>> Start ENTRIES PROVIDED
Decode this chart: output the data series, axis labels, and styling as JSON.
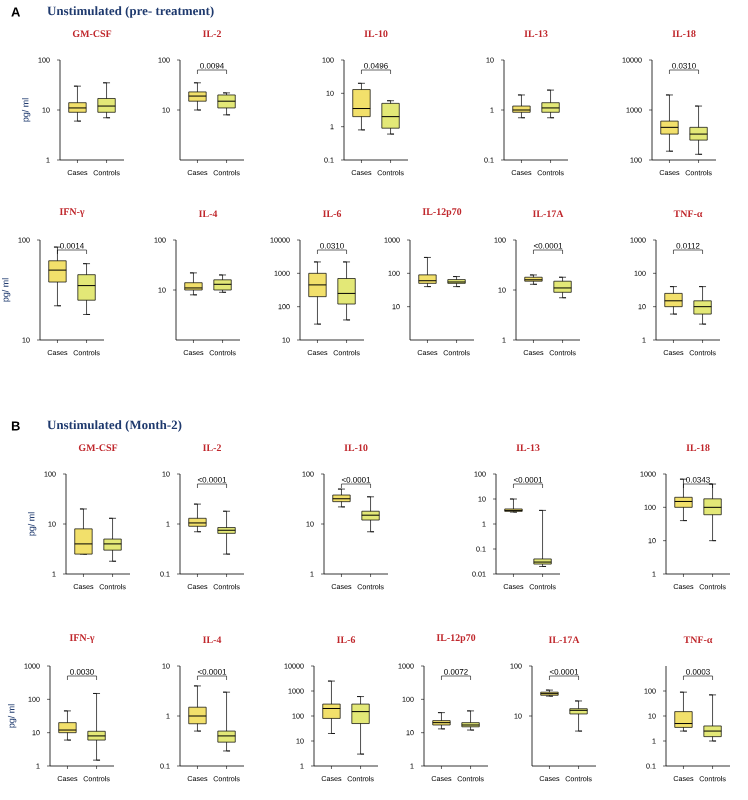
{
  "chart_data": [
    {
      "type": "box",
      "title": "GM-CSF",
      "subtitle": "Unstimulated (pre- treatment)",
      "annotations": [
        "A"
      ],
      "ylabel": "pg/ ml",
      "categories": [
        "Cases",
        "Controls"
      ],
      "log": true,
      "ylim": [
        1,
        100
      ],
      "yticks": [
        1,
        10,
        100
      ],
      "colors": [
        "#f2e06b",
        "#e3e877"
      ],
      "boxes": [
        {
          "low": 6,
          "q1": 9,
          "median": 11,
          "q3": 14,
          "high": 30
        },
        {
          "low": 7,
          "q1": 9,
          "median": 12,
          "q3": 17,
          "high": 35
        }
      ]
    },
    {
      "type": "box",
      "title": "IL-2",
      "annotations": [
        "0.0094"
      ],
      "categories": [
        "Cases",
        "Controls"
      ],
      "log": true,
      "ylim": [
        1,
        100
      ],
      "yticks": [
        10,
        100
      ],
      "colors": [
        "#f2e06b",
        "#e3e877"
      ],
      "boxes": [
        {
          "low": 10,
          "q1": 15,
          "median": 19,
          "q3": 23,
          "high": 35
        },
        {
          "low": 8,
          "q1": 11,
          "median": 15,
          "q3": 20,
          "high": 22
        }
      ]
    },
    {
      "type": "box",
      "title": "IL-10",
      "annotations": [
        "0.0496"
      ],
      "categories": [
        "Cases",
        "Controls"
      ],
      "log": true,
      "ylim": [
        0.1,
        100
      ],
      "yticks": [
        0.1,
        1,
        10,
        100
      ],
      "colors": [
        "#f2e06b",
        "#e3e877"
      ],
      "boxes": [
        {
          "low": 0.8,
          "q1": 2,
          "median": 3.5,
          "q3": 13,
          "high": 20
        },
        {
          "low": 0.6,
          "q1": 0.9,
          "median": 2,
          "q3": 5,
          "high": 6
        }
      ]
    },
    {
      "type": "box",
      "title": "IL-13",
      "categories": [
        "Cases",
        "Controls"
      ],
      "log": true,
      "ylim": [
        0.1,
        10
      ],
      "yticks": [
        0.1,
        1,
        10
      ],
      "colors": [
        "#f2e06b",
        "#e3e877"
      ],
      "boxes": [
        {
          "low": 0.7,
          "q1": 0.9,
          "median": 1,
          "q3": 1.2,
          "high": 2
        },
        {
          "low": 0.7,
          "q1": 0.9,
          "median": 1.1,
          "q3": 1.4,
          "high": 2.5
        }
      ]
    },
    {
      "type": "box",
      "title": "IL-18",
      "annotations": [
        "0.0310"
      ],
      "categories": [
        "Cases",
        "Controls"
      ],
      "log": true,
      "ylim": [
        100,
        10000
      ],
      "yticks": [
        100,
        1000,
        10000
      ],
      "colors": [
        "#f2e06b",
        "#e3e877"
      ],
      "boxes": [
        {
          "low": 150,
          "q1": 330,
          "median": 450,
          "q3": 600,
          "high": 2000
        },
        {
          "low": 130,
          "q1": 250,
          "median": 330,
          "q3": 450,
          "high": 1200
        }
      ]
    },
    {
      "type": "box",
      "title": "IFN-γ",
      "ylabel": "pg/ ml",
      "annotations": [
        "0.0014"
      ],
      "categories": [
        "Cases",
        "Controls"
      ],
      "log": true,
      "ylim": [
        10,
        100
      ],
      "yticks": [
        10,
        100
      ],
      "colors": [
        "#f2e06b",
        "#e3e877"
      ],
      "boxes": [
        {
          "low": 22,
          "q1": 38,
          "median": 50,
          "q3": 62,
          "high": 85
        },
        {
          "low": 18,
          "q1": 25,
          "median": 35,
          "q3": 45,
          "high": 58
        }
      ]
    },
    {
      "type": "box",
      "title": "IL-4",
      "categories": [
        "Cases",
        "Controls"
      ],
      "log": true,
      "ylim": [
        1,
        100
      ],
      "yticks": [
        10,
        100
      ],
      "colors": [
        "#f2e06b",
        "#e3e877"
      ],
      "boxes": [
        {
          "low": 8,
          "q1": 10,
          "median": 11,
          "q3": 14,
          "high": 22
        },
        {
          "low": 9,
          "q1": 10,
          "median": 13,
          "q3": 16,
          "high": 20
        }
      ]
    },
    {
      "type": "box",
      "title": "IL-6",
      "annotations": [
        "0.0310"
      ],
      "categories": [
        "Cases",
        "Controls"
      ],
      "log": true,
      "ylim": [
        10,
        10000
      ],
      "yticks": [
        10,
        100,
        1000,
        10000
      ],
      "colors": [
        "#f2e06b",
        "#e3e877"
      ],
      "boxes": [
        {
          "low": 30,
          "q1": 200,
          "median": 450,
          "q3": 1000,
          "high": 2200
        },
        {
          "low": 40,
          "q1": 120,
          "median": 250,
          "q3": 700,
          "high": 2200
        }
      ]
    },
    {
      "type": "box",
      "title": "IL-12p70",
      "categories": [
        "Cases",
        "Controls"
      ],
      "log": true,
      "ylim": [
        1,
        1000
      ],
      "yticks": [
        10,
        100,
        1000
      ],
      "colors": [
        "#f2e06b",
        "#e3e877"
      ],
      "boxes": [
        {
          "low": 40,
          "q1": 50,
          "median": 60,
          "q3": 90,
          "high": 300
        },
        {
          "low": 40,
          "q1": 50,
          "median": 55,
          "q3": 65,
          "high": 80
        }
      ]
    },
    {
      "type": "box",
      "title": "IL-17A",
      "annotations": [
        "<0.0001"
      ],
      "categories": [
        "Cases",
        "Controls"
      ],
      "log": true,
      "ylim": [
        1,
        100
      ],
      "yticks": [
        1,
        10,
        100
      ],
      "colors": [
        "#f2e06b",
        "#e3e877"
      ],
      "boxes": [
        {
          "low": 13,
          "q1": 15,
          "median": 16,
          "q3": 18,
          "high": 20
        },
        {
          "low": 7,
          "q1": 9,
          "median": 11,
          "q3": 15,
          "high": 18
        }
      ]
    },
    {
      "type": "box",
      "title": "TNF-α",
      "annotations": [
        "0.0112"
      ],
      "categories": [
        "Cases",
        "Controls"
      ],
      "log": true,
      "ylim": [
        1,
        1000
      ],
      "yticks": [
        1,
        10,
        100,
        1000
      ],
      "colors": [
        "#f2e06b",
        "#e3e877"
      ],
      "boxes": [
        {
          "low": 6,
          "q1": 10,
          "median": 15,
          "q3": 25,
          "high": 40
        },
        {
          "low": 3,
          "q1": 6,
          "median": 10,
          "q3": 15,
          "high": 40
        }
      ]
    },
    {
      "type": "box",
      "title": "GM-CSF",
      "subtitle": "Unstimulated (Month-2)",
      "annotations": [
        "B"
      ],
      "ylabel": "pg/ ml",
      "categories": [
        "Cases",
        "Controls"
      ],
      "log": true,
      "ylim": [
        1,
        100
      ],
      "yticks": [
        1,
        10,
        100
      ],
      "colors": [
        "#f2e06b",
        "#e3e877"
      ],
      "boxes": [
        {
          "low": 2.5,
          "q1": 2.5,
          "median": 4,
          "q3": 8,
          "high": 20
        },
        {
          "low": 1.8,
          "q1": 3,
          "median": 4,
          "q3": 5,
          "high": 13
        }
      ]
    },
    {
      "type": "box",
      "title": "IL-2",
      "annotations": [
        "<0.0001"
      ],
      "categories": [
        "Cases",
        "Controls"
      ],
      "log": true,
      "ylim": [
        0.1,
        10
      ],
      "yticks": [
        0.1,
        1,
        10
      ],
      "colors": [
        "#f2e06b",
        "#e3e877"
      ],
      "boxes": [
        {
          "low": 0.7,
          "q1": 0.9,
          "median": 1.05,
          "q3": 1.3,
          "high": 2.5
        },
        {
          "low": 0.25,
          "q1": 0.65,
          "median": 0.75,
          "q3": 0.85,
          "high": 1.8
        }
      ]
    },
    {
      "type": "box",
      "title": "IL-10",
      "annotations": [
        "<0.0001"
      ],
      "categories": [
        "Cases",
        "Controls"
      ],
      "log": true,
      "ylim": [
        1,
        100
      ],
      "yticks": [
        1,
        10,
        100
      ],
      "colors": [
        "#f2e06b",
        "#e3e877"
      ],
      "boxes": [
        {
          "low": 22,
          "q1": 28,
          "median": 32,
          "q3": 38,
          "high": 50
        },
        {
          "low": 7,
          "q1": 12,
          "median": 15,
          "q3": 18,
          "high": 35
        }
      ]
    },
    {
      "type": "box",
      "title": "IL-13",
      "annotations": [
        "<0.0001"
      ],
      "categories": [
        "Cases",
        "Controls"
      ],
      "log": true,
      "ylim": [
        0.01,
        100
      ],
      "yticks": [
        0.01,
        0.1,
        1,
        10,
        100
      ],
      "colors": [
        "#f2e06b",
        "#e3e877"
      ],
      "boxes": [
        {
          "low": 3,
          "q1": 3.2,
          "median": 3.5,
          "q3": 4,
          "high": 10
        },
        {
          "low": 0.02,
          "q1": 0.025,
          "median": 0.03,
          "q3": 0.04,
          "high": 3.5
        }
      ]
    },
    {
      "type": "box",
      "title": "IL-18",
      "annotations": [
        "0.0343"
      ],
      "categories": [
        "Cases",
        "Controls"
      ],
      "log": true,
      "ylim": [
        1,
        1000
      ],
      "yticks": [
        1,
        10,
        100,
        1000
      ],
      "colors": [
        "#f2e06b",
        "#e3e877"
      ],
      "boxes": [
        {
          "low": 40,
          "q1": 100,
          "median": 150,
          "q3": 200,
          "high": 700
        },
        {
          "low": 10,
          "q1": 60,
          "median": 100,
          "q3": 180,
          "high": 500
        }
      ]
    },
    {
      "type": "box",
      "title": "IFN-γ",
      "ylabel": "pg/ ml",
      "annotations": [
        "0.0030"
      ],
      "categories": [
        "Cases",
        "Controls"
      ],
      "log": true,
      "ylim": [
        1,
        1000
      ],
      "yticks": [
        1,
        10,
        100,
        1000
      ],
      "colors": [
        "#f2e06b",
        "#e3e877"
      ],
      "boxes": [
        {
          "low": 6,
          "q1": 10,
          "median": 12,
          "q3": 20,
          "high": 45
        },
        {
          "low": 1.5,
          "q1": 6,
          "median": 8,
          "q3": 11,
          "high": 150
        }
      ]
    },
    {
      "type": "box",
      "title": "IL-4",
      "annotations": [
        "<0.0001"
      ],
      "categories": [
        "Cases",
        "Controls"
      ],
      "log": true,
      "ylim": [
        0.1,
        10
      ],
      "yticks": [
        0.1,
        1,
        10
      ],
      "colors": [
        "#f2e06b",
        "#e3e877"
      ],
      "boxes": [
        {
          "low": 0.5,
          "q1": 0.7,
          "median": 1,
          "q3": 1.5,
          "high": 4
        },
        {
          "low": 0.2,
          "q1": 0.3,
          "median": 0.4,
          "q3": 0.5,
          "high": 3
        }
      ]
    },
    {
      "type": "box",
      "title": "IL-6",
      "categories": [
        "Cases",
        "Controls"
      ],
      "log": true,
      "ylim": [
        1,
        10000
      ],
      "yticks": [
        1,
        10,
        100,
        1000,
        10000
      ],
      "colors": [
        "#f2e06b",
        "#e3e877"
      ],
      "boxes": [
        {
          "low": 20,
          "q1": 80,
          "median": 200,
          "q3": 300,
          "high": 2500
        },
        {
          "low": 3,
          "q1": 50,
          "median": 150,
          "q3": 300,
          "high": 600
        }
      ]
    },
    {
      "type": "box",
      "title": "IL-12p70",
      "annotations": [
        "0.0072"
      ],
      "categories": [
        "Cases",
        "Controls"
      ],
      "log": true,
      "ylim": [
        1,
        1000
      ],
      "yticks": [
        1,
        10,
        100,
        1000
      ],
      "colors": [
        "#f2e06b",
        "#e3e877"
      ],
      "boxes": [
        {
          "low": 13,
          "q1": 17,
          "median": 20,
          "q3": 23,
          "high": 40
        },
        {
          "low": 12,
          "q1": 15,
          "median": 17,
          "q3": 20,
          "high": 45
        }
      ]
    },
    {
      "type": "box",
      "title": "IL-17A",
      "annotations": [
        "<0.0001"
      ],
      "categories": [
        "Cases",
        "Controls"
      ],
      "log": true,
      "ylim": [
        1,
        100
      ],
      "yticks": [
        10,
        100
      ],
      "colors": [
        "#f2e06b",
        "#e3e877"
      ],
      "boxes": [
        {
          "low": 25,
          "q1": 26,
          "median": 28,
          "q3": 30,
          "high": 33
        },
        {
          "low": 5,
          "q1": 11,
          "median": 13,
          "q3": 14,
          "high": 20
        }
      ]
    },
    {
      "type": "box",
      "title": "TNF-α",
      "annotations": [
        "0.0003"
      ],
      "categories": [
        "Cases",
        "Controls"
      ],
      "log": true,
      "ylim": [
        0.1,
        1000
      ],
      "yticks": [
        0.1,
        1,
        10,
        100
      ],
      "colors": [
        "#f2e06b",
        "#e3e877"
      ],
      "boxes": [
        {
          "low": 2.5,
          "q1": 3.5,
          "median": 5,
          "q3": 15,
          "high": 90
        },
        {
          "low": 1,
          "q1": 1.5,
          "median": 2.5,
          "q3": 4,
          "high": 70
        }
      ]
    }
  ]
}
>> End ENTRIES PROVIDED
>> Start ENTRIES PROVIDED
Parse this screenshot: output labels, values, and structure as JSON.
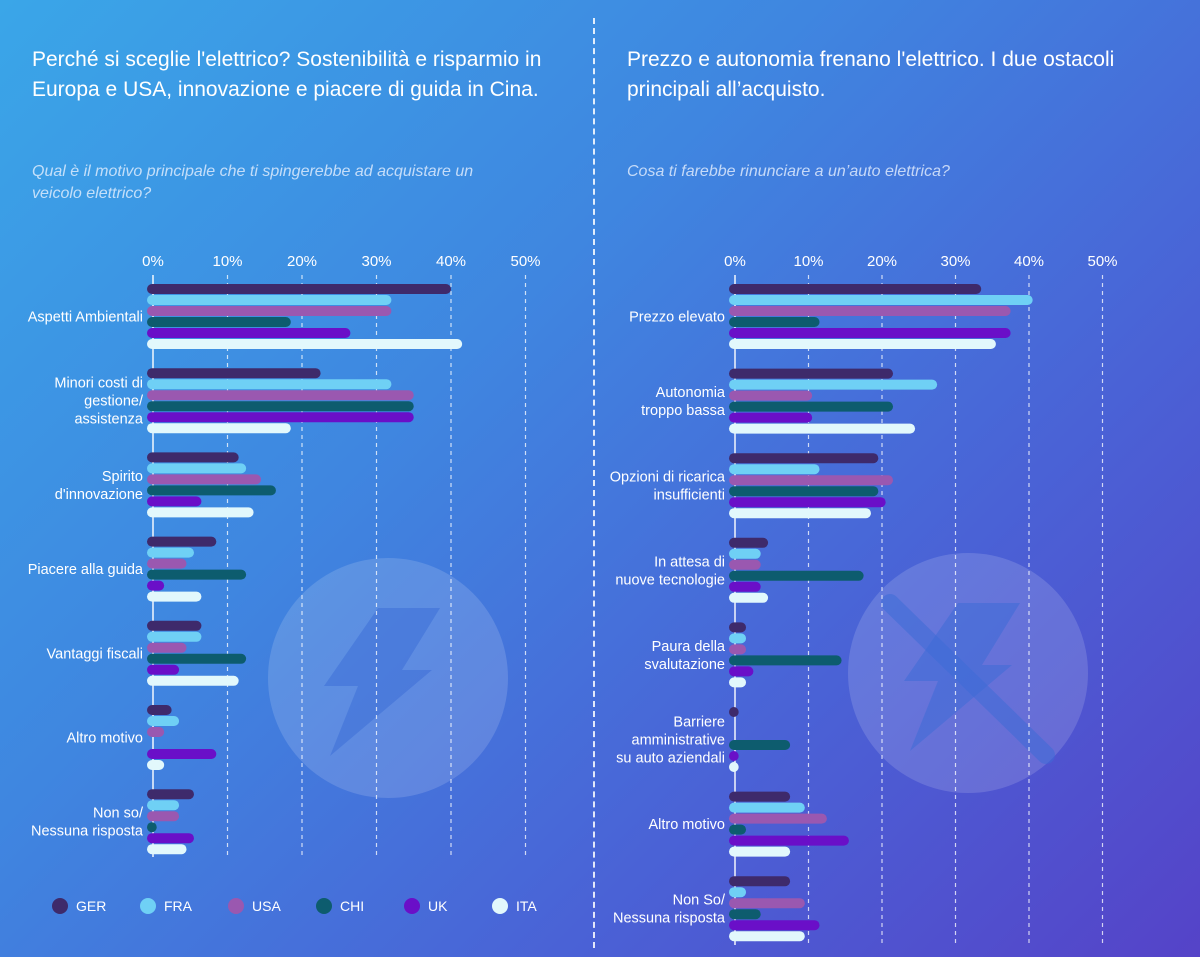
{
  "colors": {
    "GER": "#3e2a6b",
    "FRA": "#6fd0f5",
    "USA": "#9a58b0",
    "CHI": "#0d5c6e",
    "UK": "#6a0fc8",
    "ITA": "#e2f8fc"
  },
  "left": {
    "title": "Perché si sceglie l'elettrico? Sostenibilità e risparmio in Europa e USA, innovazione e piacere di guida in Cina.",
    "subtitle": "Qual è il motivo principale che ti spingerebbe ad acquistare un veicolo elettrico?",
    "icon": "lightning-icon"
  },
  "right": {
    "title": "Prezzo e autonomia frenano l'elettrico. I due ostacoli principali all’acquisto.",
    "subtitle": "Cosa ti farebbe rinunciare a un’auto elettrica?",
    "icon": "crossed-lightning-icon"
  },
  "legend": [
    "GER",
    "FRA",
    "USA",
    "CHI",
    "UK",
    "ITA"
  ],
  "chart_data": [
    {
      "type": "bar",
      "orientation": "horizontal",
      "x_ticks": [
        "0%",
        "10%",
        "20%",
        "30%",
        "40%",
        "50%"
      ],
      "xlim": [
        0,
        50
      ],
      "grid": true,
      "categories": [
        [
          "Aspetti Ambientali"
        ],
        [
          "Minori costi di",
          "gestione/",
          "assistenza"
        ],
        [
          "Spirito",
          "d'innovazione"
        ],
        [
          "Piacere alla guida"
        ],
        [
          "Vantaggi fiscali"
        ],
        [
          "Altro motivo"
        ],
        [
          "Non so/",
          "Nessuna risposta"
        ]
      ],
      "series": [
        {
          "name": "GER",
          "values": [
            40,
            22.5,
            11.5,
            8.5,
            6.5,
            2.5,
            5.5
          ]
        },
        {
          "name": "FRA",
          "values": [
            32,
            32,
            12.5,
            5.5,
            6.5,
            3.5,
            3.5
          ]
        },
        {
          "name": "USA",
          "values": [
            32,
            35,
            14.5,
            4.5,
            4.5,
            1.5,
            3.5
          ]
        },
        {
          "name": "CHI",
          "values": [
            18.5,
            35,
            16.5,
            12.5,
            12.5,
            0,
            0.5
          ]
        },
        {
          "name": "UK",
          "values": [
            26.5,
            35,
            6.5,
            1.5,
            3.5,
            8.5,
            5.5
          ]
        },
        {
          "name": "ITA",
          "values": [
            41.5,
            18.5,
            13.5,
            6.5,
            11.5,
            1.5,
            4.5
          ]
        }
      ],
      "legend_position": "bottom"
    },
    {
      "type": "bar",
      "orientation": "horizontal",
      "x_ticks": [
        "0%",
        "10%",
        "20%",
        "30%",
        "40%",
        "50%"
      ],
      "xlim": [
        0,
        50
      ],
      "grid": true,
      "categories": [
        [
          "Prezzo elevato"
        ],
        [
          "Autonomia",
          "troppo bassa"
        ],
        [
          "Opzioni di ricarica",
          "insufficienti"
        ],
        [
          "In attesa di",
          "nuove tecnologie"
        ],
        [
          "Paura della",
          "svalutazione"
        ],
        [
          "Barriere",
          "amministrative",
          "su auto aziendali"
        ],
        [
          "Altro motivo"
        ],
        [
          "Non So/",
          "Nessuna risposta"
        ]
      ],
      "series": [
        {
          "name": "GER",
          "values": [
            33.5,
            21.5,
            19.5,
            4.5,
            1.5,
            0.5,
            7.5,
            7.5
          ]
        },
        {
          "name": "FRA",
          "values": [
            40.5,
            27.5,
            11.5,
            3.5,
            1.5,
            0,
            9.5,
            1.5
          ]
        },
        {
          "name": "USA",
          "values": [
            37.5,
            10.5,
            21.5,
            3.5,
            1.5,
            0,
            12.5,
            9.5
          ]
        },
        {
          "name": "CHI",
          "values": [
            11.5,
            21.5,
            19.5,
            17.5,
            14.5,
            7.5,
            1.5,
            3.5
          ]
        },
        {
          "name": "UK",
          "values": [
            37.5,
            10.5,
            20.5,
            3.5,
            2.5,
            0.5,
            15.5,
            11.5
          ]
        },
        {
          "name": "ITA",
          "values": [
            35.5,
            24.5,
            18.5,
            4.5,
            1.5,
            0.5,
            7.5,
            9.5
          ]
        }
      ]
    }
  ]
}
>> End ENTRIES PROVIDED
◆ **STATED PROBLEM**: Find every line that has "labels" in it, then return those lines.

◆ **ANSWER FOR THIS EXERCISE**:
Decode this chart: output the data series, axis labels, and styling as JSON.
Parse this screenshot: output labels, values, and structure as JSON.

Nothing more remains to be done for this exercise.